> TO DO:
Repeat exactly the lines that run from the one containing "Read this page and output its text content." to the end of the data, and leave out all others.

> EXERCISE MATERIAL:

[start]

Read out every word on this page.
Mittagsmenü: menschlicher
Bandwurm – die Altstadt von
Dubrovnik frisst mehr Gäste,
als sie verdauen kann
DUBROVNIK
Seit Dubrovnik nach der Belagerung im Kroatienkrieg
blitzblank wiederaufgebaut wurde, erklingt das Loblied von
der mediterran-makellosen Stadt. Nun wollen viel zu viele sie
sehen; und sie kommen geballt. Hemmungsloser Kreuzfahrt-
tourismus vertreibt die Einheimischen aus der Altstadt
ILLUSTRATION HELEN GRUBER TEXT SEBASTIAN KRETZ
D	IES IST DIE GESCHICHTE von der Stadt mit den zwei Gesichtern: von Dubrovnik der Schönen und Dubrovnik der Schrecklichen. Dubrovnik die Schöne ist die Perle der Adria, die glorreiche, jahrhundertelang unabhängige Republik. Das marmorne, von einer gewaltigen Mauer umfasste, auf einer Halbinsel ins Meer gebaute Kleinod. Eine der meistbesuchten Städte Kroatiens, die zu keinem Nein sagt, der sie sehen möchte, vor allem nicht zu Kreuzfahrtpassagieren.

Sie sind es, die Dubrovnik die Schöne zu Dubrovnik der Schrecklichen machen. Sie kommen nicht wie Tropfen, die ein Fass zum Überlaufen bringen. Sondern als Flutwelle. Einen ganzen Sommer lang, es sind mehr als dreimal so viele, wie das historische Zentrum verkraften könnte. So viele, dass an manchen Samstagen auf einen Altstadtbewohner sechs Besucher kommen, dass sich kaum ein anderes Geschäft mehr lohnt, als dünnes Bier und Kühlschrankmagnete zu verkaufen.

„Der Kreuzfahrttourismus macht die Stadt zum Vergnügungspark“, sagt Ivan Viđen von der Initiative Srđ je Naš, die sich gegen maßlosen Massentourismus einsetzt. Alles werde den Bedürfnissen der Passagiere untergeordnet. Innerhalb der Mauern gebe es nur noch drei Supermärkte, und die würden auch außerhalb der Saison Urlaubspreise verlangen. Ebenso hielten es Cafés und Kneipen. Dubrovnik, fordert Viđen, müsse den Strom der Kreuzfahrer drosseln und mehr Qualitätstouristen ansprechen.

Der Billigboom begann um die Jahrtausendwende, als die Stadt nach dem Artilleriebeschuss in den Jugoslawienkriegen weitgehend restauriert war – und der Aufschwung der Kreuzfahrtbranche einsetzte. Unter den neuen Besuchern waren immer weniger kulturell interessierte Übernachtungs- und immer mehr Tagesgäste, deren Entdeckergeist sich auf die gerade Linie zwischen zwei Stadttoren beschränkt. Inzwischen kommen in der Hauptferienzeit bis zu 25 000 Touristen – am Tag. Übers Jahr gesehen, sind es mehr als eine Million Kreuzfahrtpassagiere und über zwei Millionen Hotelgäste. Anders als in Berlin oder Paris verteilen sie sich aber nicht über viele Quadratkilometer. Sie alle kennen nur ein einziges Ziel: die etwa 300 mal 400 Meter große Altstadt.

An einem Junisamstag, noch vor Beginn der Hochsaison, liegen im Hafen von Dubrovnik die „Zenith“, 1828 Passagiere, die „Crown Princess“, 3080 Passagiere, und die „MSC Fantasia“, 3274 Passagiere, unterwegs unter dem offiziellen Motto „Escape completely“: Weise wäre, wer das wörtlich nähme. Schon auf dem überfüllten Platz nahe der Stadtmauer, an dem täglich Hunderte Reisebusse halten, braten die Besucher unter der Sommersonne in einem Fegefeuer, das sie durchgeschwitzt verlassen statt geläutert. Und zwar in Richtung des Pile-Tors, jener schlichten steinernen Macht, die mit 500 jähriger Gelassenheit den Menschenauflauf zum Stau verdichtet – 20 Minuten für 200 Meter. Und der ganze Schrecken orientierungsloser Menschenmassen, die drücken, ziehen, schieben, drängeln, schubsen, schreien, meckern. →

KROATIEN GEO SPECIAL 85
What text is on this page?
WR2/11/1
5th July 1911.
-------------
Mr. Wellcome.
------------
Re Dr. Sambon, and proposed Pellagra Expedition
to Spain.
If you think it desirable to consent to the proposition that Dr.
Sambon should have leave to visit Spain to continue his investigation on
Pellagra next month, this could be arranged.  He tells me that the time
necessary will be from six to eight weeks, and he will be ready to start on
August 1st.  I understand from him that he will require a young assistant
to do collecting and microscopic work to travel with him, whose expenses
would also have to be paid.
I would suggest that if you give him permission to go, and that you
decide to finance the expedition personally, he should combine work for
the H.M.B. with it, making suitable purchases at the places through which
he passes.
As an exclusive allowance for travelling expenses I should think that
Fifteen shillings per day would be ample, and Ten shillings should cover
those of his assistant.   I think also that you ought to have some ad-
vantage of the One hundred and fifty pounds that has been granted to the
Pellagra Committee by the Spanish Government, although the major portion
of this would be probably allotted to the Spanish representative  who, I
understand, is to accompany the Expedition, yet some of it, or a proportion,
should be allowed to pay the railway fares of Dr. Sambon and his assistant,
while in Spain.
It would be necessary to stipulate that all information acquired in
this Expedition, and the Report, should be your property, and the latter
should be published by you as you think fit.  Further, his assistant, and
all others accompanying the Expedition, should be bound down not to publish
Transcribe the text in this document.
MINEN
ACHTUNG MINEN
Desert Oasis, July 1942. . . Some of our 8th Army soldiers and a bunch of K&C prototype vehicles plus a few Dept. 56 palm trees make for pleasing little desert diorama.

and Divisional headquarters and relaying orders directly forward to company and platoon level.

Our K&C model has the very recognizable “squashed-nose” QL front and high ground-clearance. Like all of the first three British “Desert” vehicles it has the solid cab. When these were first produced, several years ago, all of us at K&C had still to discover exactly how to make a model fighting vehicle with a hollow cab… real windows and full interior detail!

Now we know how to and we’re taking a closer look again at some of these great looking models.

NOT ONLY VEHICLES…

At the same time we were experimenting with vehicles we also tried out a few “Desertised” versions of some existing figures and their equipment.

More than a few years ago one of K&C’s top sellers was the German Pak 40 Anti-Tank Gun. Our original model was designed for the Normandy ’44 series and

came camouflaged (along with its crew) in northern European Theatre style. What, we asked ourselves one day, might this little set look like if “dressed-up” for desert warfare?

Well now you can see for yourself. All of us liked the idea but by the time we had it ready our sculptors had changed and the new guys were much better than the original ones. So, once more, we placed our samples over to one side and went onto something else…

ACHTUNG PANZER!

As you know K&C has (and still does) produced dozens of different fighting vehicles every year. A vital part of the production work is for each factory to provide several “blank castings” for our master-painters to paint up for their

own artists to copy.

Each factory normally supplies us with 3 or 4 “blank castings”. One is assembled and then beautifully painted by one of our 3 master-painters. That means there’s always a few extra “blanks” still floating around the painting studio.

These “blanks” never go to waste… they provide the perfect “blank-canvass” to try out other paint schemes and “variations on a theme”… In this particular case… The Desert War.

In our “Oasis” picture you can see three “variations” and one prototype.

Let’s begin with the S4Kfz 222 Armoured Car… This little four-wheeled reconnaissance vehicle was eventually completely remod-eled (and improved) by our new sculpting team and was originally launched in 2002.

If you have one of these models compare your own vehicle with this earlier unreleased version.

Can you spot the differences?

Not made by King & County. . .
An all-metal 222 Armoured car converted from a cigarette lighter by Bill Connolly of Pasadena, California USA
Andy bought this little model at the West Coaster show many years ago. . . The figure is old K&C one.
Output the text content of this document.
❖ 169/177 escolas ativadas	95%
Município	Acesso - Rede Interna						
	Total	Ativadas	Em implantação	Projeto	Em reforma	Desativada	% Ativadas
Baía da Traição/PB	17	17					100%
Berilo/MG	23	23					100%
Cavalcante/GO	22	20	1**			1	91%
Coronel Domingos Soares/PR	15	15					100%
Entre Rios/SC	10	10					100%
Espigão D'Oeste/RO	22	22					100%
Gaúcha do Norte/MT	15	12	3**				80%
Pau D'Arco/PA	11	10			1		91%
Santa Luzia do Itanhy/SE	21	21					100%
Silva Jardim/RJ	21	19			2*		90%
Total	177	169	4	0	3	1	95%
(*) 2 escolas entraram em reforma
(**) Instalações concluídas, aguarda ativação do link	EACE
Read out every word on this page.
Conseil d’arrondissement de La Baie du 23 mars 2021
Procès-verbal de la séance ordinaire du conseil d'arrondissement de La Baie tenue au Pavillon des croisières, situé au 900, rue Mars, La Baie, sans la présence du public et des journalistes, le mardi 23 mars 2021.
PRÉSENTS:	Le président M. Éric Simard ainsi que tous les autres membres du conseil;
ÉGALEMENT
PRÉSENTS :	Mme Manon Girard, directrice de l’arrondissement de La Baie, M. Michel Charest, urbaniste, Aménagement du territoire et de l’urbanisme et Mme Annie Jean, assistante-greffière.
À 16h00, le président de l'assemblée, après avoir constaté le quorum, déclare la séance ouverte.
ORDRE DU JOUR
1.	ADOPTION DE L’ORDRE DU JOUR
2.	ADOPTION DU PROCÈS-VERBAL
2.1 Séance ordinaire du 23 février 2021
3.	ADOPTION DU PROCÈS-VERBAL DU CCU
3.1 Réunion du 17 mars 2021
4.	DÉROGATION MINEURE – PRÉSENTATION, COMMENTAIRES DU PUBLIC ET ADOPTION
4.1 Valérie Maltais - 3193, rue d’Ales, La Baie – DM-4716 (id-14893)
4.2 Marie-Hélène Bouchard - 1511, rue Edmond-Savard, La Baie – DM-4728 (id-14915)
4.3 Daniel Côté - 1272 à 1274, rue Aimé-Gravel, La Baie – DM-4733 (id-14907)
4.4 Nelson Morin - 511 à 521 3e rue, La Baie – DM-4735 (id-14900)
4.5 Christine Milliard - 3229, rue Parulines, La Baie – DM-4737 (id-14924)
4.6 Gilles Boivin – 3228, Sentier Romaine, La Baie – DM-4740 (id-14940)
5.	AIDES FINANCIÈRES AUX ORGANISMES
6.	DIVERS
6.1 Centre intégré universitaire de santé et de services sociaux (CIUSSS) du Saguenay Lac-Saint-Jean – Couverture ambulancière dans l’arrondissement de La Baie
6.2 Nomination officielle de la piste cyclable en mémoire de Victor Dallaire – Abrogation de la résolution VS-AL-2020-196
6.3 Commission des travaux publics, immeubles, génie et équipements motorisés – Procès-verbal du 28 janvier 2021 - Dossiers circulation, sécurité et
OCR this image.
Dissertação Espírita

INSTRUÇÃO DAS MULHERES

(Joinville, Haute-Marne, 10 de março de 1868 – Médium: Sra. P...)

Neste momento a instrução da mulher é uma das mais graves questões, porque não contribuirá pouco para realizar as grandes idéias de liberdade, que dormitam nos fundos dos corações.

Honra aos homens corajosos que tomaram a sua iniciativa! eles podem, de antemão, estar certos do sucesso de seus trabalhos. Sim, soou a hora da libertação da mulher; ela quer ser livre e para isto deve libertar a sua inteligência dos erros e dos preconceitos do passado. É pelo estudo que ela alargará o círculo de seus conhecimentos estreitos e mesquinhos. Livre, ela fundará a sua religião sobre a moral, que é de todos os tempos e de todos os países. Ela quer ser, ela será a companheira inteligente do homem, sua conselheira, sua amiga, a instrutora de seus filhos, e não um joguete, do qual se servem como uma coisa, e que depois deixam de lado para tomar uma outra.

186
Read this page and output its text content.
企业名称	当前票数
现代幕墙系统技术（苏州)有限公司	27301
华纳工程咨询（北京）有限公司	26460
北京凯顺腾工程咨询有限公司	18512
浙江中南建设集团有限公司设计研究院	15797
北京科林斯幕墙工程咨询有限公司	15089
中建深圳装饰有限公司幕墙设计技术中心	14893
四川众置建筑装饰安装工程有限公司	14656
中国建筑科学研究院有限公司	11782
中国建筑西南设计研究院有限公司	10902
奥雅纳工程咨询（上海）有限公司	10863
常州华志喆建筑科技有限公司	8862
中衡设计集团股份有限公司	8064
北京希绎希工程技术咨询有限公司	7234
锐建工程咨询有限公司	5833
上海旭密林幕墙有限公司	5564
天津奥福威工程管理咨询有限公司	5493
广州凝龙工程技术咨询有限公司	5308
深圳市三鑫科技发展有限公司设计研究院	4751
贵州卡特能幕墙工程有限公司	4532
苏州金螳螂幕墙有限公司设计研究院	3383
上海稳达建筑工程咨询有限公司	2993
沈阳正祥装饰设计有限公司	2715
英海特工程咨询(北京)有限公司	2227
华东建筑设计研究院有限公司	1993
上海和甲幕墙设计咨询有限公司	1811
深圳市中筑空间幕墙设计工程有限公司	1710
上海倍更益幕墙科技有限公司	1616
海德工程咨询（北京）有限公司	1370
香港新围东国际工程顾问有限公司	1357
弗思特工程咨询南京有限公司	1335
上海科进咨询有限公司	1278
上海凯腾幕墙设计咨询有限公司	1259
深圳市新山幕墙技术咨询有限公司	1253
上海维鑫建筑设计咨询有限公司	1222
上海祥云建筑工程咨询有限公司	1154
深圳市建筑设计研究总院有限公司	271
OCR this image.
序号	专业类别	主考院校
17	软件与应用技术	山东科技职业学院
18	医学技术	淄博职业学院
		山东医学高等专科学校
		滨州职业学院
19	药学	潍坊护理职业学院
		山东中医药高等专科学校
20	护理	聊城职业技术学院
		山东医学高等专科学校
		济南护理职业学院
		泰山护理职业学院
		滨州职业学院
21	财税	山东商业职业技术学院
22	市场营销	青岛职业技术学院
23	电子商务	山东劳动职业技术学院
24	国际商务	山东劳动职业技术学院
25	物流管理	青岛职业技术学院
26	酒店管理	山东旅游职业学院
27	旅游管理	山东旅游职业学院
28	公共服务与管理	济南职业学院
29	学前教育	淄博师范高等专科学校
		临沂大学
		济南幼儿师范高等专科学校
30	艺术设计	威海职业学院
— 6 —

[end]

> TASK RESULT:
Read this page and output its text content.
企业名称	当前票数
现代幕墙系统技术（苏州)有限公司	27301
华纳工程咨询（北京）有限公司	26460
北京凯顺腾工程咨询有限公司	18512
浙江中南建设集团有限公司设计研究院	15797
北京科林斯幕墙工程咨询有限公司	15089
中建深圳装饰有限公司幕墙设计技术中心	14893
四川众置建筑装饰安装工程有限公司	14656
中国建筑科学研究院有限公司	11782
中国建筑西南设计研究院有限公司	10902
奥雅纳工程咨询（上海）有限公司	10863
常州华志喆建筑科技有限公司	8862
中衡设计集团股份有限公司	8064
北京希绎希工程技术咨询有限公司	7234
锐建工程咨询有限公司	5833
上海旭密林幕墙有限公司	5564
天津奥福威工程管理咨询有限公司	5493
广州凝龙工程技术咨询有限公司	5308
深圳市三鑫科技发展有限公司设计研究院	4751
贵州卡特能幕墙工程有限公司	4532
苏州金螳螂幕墙有限公司设计研究院	3383
上海稳达建筑工程咨询有限公司	2993
沈阳正祥装饰设计有限公司	2715
英海特工程咨询(北京)有限公司	2227
华东建筑设计研究院有限公司	1993
上海和甲幕墙设计咨询有限公司	1811
深圳市中筑空间幕墙设计工程有限公司	1710
上海倍更益幕墙科技有限公司	1616
海德工程咨询（北京）有限公司	1370
香港新围东国际工程顾问有限公司	1357
弗思特工程咨询南京有限公司	1335
上海科进咨询有限公司	1278
上海凯腾幕墙设计咨询有限公司	1259
深圳市新山幕墙技术咨询有限公司	1253
上海维鑫建筑设计咨询有限公司	1222
上海祥云建筑工程咨询有限公司	1154
深圳市建筑设计研究总院有限公司	271
OCR this image.
序号	专业类别	主考院校
17	软件与应用技术	山东科技职业学院
18	医学技术	淄博职业学院
		山东医学高等专科学校
		滨州职业学院
19	药学	潍坊护理职业学院
		山东中医药高等专科学校
20	护理	聊城职业技术学院
		山东医学高等专科学校
		济南护理职业学院
		泰山护理职业学院
		滨州职业学院
21	财税	山东商业职业技术学院
22	市场营销	青岛职业技术学院
23	电子商务	山东劳动职业技术学院
24	国际商务	山东劳动职业技术学院
25	物流管理	青岛职业技术学院
26	酒店管理	山东旅游职业学院
27	旅游管理	山东旅游职业学院
28	公共服务与管理	济南职业学院
29	学前教育	淄博师范高等专科学校
		临沂大学
		济南幼儿师范高等专科学校
30	艺术设计	威海职业学院
— 6 —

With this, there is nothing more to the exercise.